*Directive*: Look through the listing and locate every line containing the word "network"; copy those lines.

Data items
^^^^
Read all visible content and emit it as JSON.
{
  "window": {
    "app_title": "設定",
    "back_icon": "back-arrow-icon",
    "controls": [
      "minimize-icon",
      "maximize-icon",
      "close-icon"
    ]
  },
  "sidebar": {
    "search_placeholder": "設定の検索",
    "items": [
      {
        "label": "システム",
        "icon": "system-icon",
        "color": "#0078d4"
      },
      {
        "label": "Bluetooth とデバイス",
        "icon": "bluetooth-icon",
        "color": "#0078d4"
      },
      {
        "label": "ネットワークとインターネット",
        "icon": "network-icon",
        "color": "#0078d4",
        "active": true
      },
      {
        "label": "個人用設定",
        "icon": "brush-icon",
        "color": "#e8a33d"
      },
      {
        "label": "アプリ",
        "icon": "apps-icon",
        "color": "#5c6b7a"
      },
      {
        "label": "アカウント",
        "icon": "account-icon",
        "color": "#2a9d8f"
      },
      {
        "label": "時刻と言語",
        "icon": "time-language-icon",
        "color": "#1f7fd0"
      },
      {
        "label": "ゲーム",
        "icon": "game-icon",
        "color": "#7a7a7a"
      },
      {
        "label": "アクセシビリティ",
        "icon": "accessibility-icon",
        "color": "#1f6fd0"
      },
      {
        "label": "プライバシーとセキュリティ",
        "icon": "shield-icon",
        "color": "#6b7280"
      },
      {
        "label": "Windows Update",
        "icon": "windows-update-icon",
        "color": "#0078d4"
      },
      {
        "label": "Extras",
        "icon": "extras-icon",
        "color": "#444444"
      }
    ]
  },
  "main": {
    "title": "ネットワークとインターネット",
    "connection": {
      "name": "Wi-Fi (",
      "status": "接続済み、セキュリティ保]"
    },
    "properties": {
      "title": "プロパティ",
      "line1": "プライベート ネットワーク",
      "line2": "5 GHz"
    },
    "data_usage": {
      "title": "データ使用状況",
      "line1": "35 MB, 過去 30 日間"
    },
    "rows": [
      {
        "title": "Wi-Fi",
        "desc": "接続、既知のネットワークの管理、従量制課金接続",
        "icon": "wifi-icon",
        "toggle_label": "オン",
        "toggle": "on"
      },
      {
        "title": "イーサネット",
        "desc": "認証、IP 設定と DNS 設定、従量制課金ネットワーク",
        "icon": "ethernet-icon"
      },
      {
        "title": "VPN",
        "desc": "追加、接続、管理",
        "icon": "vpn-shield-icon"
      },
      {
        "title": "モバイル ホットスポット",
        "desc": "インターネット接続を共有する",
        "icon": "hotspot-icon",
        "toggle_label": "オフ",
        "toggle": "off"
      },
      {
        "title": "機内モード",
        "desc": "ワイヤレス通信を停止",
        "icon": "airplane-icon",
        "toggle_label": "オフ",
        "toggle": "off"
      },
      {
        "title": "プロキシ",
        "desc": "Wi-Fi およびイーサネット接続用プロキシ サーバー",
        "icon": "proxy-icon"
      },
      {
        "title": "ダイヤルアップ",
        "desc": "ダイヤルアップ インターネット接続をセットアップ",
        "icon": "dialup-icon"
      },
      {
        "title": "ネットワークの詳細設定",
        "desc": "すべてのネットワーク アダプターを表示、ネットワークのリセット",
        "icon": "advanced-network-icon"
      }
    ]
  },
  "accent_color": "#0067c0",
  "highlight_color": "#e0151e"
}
^^^^
*Finished answer*:
        "icon": "network-icon",
        "icon": "advanced-network-icon"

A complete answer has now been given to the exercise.